• Exercise: Go through the entries and count the lines with the string "Ketua" in them. Give only that number.
==*==
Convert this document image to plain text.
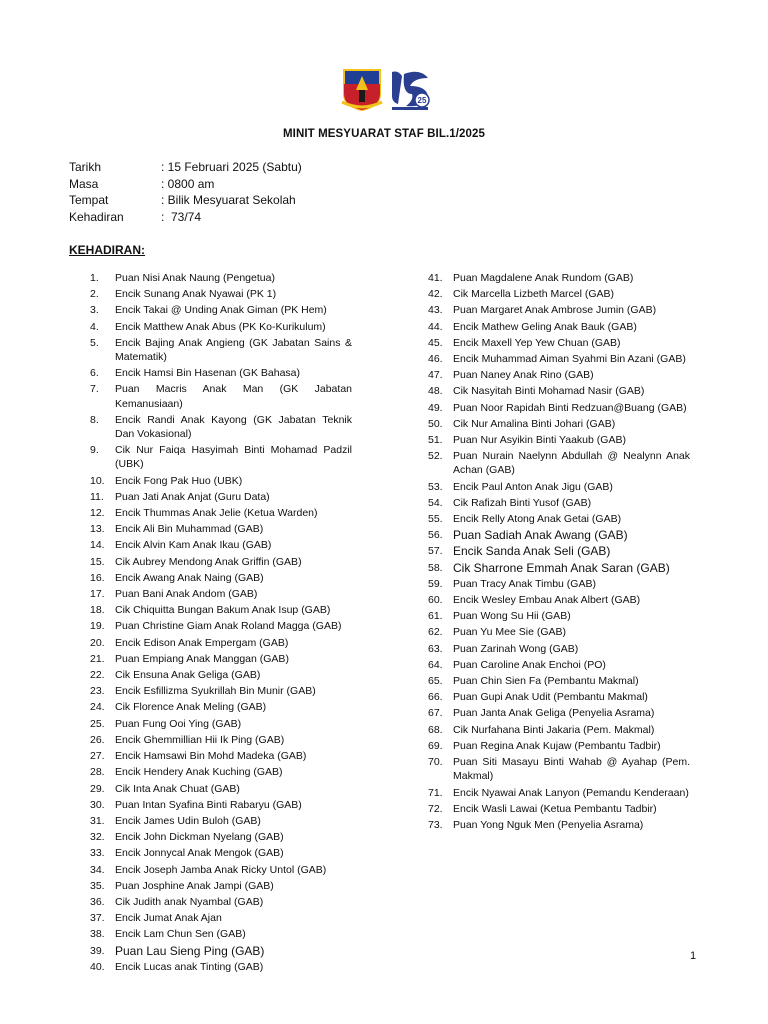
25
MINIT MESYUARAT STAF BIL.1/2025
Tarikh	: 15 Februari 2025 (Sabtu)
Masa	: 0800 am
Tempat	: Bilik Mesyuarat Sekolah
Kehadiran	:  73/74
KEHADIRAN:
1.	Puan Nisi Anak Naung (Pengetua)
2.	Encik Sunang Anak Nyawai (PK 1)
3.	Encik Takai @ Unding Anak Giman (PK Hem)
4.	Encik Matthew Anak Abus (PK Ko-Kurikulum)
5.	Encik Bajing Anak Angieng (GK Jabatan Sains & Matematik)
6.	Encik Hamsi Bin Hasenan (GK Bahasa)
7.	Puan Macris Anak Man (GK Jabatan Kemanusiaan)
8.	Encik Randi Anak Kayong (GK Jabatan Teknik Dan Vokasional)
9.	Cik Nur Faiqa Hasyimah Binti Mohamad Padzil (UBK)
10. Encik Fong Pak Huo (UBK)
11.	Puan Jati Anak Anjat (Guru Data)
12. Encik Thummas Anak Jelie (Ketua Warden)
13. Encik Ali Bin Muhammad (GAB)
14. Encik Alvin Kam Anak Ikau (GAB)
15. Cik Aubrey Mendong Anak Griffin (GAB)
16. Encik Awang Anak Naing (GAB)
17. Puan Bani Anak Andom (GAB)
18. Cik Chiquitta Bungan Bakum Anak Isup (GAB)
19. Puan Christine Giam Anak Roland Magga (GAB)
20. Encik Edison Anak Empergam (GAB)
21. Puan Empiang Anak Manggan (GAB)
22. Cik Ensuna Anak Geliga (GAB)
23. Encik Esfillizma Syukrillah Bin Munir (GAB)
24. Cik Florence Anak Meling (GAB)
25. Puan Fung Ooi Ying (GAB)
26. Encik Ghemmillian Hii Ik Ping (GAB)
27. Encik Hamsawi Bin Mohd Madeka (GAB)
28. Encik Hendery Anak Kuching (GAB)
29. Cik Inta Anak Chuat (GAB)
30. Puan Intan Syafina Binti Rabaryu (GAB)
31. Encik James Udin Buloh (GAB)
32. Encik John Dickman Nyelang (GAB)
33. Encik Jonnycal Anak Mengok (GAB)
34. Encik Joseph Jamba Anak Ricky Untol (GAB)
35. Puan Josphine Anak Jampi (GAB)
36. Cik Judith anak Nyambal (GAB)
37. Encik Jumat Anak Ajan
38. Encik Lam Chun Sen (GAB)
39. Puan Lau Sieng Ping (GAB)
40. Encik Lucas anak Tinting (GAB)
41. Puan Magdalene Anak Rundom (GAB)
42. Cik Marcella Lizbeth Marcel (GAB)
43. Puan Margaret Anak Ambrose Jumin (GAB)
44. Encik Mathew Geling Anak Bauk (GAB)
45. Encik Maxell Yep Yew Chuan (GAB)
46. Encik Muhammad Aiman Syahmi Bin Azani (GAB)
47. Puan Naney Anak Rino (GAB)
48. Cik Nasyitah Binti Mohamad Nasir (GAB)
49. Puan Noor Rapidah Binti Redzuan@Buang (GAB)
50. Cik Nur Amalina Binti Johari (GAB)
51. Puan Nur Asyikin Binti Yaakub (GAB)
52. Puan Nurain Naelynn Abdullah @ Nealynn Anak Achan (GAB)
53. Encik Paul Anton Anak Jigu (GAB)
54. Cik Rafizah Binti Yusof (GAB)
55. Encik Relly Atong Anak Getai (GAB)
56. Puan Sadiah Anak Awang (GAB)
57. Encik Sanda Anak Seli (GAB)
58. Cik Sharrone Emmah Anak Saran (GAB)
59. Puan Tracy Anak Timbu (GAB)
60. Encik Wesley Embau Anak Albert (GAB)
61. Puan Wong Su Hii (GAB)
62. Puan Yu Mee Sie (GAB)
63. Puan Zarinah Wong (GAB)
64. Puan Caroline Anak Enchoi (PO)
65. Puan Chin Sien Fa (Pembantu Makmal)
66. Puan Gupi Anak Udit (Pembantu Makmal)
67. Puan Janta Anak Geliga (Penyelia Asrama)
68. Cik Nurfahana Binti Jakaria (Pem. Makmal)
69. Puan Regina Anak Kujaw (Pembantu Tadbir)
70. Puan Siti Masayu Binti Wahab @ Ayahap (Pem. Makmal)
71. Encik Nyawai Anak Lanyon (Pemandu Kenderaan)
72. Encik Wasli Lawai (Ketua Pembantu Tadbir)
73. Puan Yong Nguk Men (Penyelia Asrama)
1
==*==
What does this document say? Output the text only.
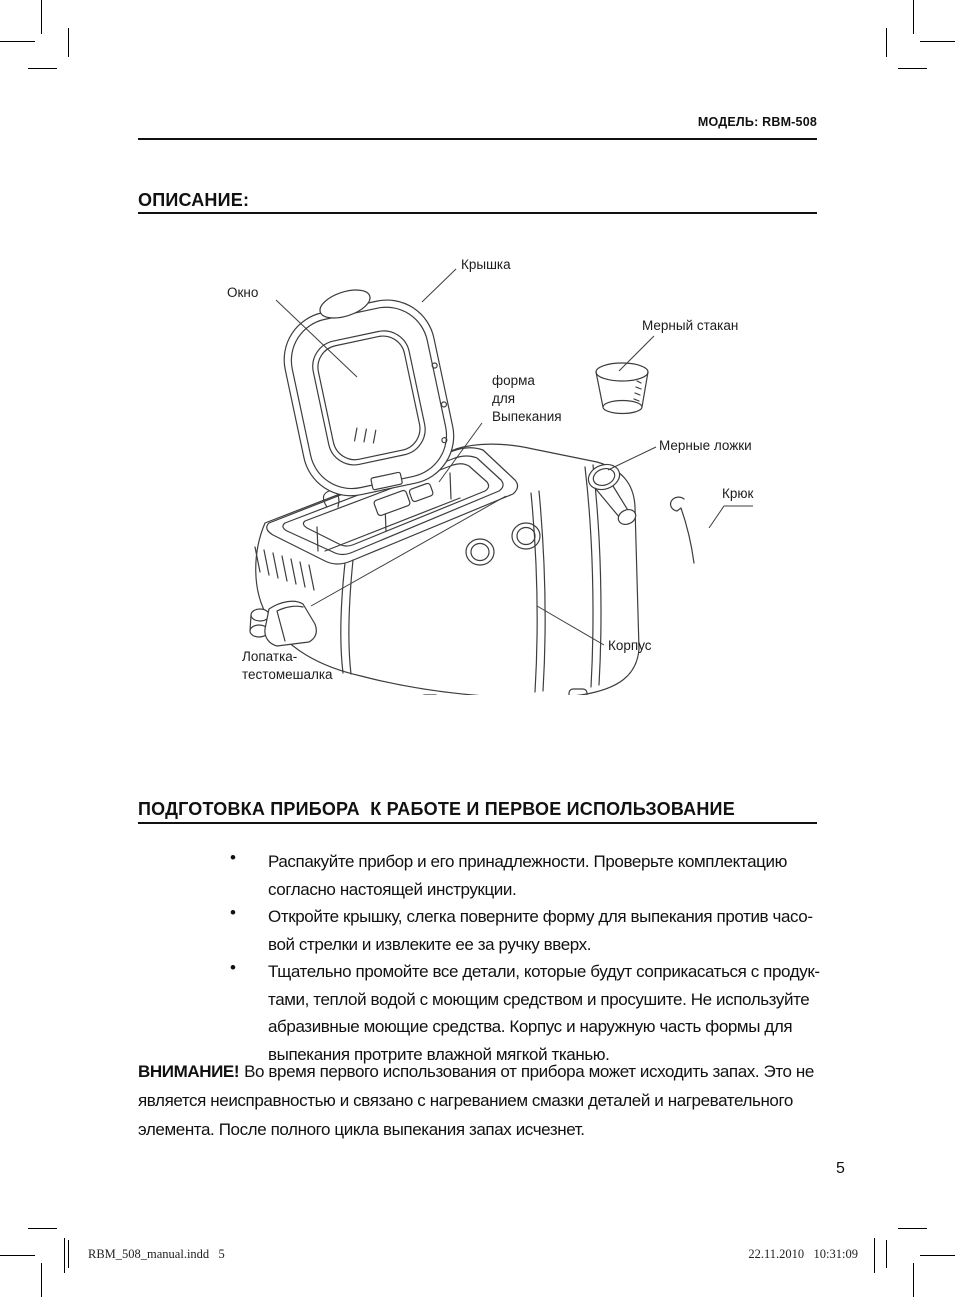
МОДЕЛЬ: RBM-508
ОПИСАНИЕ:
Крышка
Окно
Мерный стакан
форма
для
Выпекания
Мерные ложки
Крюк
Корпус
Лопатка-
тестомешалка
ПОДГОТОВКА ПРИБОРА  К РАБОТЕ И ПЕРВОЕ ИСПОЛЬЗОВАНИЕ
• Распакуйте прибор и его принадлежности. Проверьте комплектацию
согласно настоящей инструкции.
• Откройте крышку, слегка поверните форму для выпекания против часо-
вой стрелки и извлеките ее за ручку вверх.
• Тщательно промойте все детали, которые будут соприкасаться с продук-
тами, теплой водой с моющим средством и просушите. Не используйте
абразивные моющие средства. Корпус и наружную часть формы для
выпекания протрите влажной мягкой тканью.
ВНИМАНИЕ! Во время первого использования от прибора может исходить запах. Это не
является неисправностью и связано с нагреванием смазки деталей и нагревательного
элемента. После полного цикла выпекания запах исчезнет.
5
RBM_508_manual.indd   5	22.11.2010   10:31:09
==*==
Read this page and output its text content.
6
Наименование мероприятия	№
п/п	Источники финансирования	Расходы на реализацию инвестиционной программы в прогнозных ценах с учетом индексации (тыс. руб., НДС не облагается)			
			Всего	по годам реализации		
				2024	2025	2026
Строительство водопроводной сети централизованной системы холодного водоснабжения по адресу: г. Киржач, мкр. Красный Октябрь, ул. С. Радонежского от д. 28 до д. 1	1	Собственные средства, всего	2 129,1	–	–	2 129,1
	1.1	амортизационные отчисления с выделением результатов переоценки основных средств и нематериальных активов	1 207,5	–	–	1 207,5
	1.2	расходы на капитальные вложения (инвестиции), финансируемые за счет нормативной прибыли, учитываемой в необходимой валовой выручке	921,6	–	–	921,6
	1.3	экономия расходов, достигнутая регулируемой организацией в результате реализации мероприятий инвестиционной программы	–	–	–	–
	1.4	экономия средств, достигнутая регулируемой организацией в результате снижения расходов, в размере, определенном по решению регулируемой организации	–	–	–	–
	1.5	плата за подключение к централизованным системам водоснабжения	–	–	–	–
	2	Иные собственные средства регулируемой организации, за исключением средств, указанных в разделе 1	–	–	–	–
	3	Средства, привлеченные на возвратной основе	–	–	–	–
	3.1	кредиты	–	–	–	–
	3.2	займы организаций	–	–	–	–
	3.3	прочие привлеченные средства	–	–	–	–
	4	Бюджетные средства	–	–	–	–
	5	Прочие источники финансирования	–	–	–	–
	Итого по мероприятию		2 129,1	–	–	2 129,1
==*==
• Output for this exercise: 2